EXERCISE TASK A =
List every place name that appears in the travel account of Tonsai below.

Leaving from Krabi to Tonsai, I had a few firm expectations about our next destination. Tonsai has picked up a reputation for being a hippie commune as well as an incredibly popular rock climbing spot. I had also heard of the beach’s towering limestone cliffs and spectacular sunset. Needless to say, after Khao Sok national park, I was looking forward to some more incredible scenery. Unfortunately, I spent my first day loathing the place.
We arrived at Tonsai beach in the afternoon and promptly went about finding accommodation. We spoke to a few people who pointed us in the direction of some bungalows up a hill. We ultimately found that the vast majority of those bungalows were full, or cost upwards of 1000 Baht per night. Luckily, we chanced upon a resort that had simple huts for 500 Baht each. We booked a place, threw off our bags, and hit the beach.
The first thing I noticed about Tonsai was the rubbish. There was rubbish pretty much everywhere which I couldn’t really understand because there were a ridiculous number of dreadlocked hippies around, more than I’d ever seen in one place before. At this point, it was starting to piss me off that a place full of people who purportedly cared so much about Mother Nature had allowed her to become covered in trash. My mood worsened when we got to the beach.
We trudged over to a patch of sand beneath the overhang of a huge limestone cliff right near the waters edge. Regrettably, the first thing that I noticed was that somebody had written “Welcome to all climbers. Reggae gave us one god one love one people. Tha Rasta… (illegible name)” on the overhang of the cliff. That riled me up even more, and I started spewing mental insults at the arrogant tourist who decided it would be real clever to write some vague, exclusionary message on a staggeringly beautiful rock face that would’ve taken millions of years to form (exclusionary because, what if I’m not a rock climber? What if I’m Hindu and believe in more than one god? What if I am in disagreement with the homogenization of different races, cultural backgrounds, and belief systems into “one people”? Blah blah blah… whiney thoughts). You can see at this point my mood and reaction was somewhat dramatic and unnecessary. I knew it myself, so I went for a swim in an attempt to drown my melodrama.

[Labeled box records]
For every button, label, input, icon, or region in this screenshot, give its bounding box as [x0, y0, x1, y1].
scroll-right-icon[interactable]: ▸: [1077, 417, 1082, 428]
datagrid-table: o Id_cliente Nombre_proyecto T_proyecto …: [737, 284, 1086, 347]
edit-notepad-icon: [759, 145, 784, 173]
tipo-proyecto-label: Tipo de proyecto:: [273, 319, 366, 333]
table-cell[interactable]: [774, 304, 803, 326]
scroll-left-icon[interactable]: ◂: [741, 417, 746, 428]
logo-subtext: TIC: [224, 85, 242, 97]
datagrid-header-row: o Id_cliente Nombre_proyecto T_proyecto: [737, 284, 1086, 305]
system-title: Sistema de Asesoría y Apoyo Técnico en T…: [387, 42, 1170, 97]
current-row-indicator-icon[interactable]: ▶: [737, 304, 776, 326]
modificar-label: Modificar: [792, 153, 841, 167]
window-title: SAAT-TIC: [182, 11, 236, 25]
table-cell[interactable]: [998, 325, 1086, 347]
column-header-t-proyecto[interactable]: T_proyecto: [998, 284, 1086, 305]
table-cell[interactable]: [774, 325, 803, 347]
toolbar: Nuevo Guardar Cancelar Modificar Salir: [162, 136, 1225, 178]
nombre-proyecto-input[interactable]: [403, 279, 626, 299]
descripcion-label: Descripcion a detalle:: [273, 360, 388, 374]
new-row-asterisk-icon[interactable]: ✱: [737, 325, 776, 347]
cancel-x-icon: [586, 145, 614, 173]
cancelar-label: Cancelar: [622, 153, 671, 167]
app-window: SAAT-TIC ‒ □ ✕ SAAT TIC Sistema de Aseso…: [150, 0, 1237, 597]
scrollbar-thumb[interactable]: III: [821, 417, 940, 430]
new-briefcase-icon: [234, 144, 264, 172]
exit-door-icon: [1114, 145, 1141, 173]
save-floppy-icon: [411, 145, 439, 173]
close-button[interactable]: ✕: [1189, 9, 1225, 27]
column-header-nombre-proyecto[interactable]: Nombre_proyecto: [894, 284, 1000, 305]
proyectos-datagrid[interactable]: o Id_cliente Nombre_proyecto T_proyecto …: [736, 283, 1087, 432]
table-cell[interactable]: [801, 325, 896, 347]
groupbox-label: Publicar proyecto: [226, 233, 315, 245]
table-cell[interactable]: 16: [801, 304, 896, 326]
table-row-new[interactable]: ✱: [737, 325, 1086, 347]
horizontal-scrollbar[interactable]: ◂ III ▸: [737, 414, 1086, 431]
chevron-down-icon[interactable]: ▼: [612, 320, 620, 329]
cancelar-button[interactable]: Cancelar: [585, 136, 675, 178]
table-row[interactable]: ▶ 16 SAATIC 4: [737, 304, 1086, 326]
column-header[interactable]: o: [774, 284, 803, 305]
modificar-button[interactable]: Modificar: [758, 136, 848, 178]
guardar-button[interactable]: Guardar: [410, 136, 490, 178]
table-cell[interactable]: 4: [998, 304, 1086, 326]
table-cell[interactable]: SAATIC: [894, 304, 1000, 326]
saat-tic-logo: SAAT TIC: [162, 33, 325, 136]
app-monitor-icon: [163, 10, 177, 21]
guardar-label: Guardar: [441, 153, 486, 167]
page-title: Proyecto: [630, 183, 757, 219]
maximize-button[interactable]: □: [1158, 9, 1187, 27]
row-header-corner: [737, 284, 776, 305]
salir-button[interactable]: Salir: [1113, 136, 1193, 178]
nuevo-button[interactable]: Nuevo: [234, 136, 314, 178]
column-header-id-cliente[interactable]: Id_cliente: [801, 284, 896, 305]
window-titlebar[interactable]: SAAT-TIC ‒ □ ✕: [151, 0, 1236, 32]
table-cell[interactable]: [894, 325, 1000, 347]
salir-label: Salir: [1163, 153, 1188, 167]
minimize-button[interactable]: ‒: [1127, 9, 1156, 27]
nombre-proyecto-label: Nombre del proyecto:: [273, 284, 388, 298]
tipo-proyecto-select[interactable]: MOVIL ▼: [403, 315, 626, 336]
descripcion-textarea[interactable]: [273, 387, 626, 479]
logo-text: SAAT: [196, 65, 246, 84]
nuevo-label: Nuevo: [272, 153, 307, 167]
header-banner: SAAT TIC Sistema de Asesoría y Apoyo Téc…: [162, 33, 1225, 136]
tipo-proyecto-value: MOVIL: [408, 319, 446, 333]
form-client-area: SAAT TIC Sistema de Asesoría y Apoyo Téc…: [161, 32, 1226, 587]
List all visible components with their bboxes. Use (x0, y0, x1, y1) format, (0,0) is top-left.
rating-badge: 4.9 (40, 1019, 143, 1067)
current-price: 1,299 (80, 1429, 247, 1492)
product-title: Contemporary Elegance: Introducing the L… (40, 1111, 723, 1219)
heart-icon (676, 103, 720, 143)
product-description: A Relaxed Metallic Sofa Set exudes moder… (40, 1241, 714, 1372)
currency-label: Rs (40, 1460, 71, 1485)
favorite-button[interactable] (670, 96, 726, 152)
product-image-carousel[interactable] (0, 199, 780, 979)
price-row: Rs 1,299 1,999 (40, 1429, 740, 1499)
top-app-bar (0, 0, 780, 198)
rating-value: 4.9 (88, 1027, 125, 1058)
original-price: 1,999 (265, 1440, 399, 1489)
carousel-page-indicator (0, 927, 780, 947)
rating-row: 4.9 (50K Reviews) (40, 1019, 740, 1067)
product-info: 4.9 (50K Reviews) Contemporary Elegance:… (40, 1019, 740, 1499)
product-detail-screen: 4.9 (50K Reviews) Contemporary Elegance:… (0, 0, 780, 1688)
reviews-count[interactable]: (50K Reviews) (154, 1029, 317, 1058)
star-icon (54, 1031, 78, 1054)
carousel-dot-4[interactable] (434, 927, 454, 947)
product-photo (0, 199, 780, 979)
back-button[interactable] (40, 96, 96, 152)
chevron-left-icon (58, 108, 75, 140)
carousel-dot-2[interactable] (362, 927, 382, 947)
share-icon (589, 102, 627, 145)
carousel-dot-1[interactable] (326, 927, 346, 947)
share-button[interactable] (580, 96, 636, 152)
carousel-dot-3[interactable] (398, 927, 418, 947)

EXERCISE TASK B =
In the records, from the first line through the line containing "close-button[interactable]: ✕: [1189, 9, 1225, 27]", replace "toolbar" with "action-bar" and reproduce those lines with everything else unchanged.

RESPONSE A =
Krabi, Tonsai, Khao Sok national park

RESPONSE B =
For every button, label, input, icon, or region in this screenshot, give its bounding box as [x0, y0, x1, y1].
scroll-right-icon[interactable]: ▸: [1077, 417, 1082, 428]
datagrid-table: o Id_cliente Nombre_proyecto T_proyecto …: [737, 284, 1086, 347]
edit-notepad-icon: [759, 145, 784, 173]
tipo-proyecto-label: Tipo de proyecto:: [273, 319, 366, 333]
table-cell[interactable]: [774, 304, 803, 326]
scroll-left-icon[interactable]: ◂: [741, 417, 746, 428]
logo-subtext: TIC: [224, 85, 242, 97]
datagrid-header-row: o Id_cliente Nombre_proyecto T_proyecto: [737, 284, 1086, 305]
system-title: Sistema de Asesoría y Apoyo Técnico en T…: [387, 42, 1170, 97]
current-row-indicator-icon[interactable]: ▶: [737, 304, 776, 326]
modificar-label: Modificar: [792, 153, 841, 167]
window-title: SAAT-TIC: [182, 11, 236, 25]
table-cell[interactable]: [998, 325, 1086, 347]
column-header-t-proyecto[interactable]: T_proyecto: [998, 284, 1086, 305]
table-cell[interactable]: [774, 325, 803, 347]
action-bar: Nuevo Guardar Cancelar Modificar Salir: [162, 136, 1225, 178]
nombre-proyecto-input[interactable]: [403, 279, 626, 299]
descripcion-label: Descripcion a detalle:: [273, 360, 388, 374]
new-row-asterisk-icon[interactable]: ✱: [737, 325, 776, 347]
cancel-x-icon: [586, 145, 614, 173]
cancelar-label: Cancelar: [622, 153, 671, 167]
app-window: SAAT-TIC ‒ □ ✕ SAAT TIC Sistema de Aseso…: [150, 0, 1237, 597]
scrollbar-thumb[interactable]: III: [821, 417, 940, 430]
new-briefcase-icon: [234, 144, 264, 172]
exit-door-icon: [1114, 145, 1141, 173]
save-floppy-icon: [411, 145, 439, 173]
close-button[interactable]: ✕: [1189, 9, 1225, 27]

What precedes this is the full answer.